_Problem_
Whenever a line contains the string "label", copy it out of the entries.

(Figure record extracts)
════════
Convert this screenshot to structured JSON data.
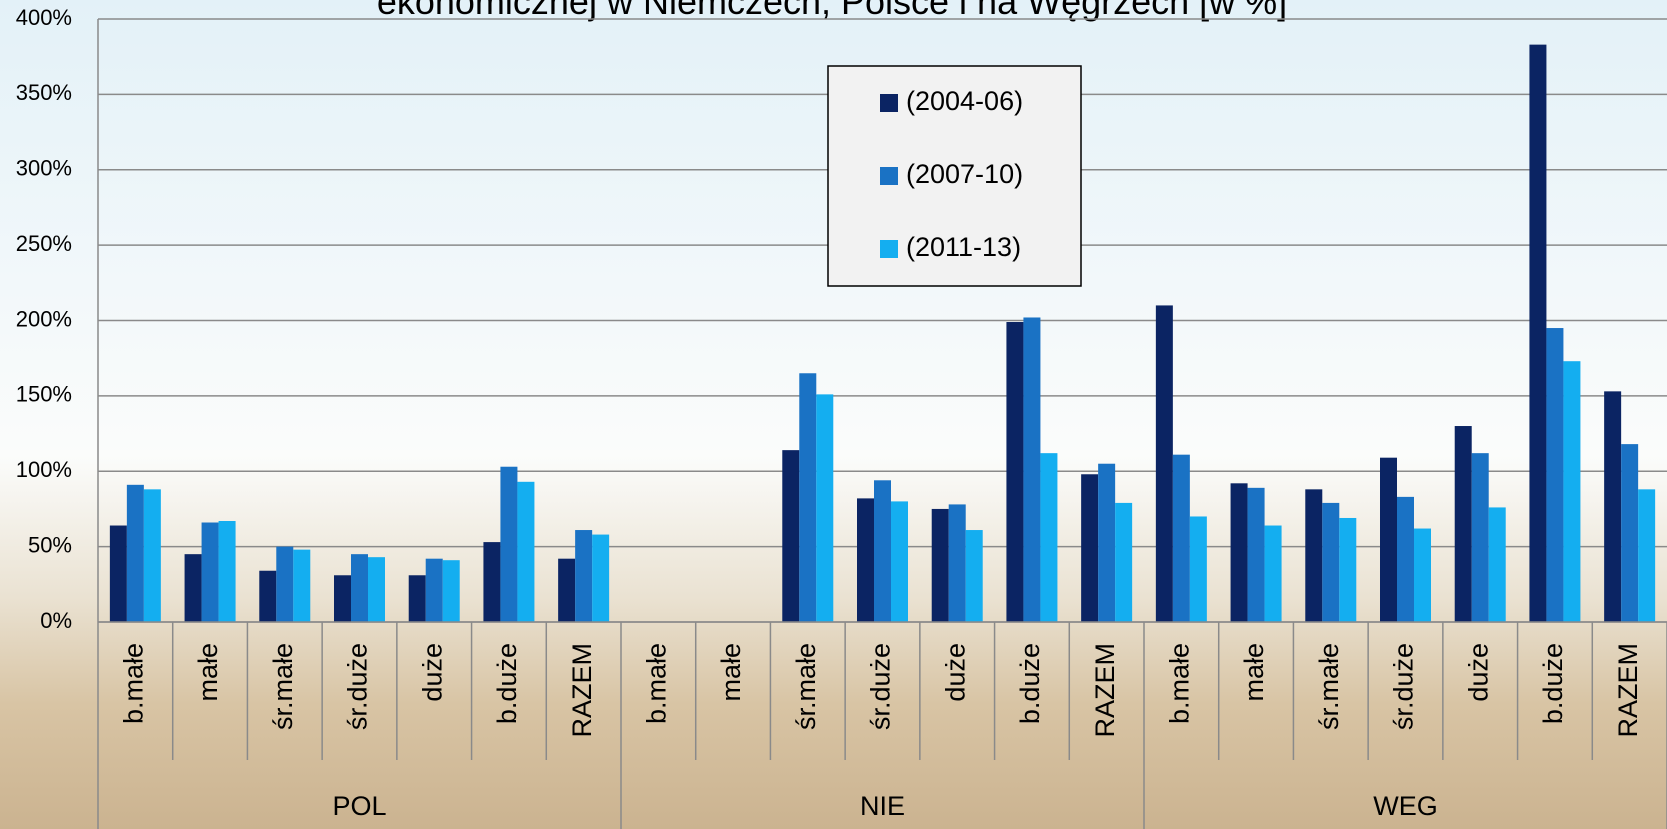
{
  "chart_data": {
    "type": "bar",
    "title": "ekonomicznej w Niemczech, Polsce i na Węgrzech [w %]",
    "groups": [
      "POL",
      "NIE",
      "WEG"
    ],
    "categories": [
      "b.małe",
      "małe",
      "śr.małe",
      "śr.duże",
      "duże",
      "b.duże",
      "RAZEM",
      "b.małe",
      "małe",
      "śr.małe",
      "śr.duże",
      "duże",
      "b.duże",
      "RAZEM",
      "b.małe",
      "małe",
      "śr.małe",
      "śr.duże",
      "duże",
      "b.duże",
      "RAZEM"
    ],
    "series": [
      {
        "name": "(2004-06)",
        "color": "#0b2463",
        "values": [
          64,
          45,
          34,
          31,
          31,
          53,
          42,
          null,
          null,
          114,
          82,
          75,
          199,
          98,
          210,
          92,
          88,
          109,
          130,
          383,
          153
        ]
      },
      {
        "name": "(2007-10)",
        "color": "#1a72c4",
        "values": [
          91,
          66,
          50,
          45,
          42,
          103,
          61,
          null,
          null,
          165,
          94,
          78,
          202,
          105,
          111,
          89,
          79,
          83,
          112,
          195,
          118
        ]
      },
      {
        "name": "(2011-13)",
        "color": "#14aef0",
        "values": [
          88,
          67,
          48,
          43,
          41,
          93,
          58,
          null,
          null,
          151,
          80,
          61,
          112,
          79,
          70,
          64,
          69,
          62,
          76,
          173,
          88
        ]
      }
    ],
    "ylim": [
      0,
      400
    ],
    "yticks": [
      {
        "value": 0,
        "label": "0%"
      },
      {
        "value": 50,
        "label": "50%"
      },
      {
        "value": 100,
        "label": "100%"
      },
      {
        "value": 150,
        "label": "150%"
      },
      {
        "value": 200,
        "label": "200%"
      },
      {
        "value": 250,
        "label": "250%"
      },
      {
        "value": 300,
        "label": "300%"
      },
      {
        "value": 350,
        "label": "350%"
      },
      {
        "value": 400,
        "label": "400%"
      }
    ],
    "grid": true,
    "legend": "top"
  }
}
════════
_Worked solution_
        "label": "0%"
        "label": "50%"
        "label": "100%"
        "label": "150%"
        "label": "200%"
        "label": "250%"
        "label": "300%"
        "label": "350%"
        "label": "400%"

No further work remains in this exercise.